(Dataset items)

__________________________________________________

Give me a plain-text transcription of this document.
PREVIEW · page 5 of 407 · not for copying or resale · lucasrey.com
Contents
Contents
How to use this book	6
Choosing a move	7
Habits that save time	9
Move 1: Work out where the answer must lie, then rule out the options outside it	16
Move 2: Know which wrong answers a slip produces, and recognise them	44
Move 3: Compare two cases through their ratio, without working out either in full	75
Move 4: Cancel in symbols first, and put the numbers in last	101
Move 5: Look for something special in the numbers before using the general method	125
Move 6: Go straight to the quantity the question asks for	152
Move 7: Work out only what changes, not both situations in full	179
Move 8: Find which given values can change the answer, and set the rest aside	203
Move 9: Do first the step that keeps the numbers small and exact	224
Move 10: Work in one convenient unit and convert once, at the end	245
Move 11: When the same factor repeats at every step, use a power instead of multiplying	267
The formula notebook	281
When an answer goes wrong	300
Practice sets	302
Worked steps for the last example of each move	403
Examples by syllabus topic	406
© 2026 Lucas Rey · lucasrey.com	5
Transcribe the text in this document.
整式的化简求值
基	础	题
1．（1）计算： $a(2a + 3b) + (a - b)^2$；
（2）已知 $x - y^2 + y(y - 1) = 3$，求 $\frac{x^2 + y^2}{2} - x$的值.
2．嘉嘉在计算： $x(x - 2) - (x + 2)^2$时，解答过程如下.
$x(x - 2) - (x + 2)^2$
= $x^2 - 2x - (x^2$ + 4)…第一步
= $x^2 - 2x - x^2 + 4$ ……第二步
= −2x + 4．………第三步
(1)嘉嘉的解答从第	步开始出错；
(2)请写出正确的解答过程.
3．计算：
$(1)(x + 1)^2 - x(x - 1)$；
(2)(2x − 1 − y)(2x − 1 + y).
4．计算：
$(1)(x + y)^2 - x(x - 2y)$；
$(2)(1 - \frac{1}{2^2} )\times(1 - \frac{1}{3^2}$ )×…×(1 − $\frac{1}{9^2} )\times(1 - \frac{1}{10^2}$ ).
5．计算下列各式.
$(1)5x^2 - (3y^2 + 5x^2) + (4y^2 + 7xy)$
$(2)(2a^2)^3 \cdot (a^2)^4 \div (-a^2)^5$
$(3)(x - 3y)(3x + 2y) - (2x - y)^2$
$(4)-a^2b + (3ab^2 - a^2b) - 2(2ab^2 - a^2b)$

__________________________________________________

### Task instructions
Output an exact copy of each record.

### Complete response
Give me a plain-text transcription of this document.
PREVIEW · page 5 of 407 · not for copying or resale · lucasrey.com
Contents
Contents
How to use this book	6
Choosing a move	7
Habits that save time	9
Move 1: Work out where the answer must lie, then rule out the options outside it	16
Move 2: Know which wrong answers a slip produces, and recognise them	44
Move 3: Compare two cases through their ratio, without working out either in full	75
Move 4: Cancel in symbols first, and put the numbers in last	101
Move 5: Look for something special in the numbers before using the general method	125
Move 6: Go straight to the quantity the question asks for	152
Move 7: Work out only what changes, not both situations in full	179
Move 8: Find which given values can change the answer, and set the rest aside	203
Move 9: Do first the step that keeps the numbers small and exact	224
Move 10: Work in one convenient unit and convert once, at the end	245
Move 11: When the same factor repeats at every step, use a power instead of multiplying	267
The formula notebook	281
When an answer goes wrong	300
Practice sets	302
Worked steps for the last example of each move	403
Examples by syllabus topic	406
© 2026 Lucas Rey · lucasrey.com	5
Transcribe the text in this document.
整式的化简求值
基	础	题
1．（1）计算： $a(2a + 3b) + (a - b)^2$；
（2）已知 $x - y^2 + y(y - 1) = 3$，求 $\frac{x^2 + y^2}{2} - x$的值.
2．嘉嘉在计算： $x(x - 2) - (x + 2)^2$时，解答过程如下.
$x(x - 2) - (x + 2)^2$
= $x^2 - 2x - (x^2$ + 4)…第一步
= $x^2 - 2x - x^2 + 4$ ……第二步
= −2x + 4．………第三步
(1)嘉嘉的解答从第	步开始出错；
(2)请写出正确的解答过程.
3．计算：
$(1)(x + 1)^2 - x(x - 1)$；
(2)(2x − 1 − y)(2x − 1 + y).
4．计算：
$(1)(x + y)^2 - x(x - 2y)$；
$(2)(1 - \frac{1}{2^2} )\times(1 - \frac{1}{3^2}$ )×…×(1 − $\frac{1}{9^2} )\times(1 - \frac{1}{10^2}$ ).
5．计算下列各式.
$(1)5x^2 - (3y^2 + 5x^2) + (4y^2 + 7xy)$
$(2)(2a^2)^3 \cdot (a^2)^4 \div (-a^2)^5$
$(3)(x - 3y)(3x + 2y) - (2x - y)^2$
$(4)-a^2b + (3ab^2 - a^2b) - 2(2ab^2 - a^2b)$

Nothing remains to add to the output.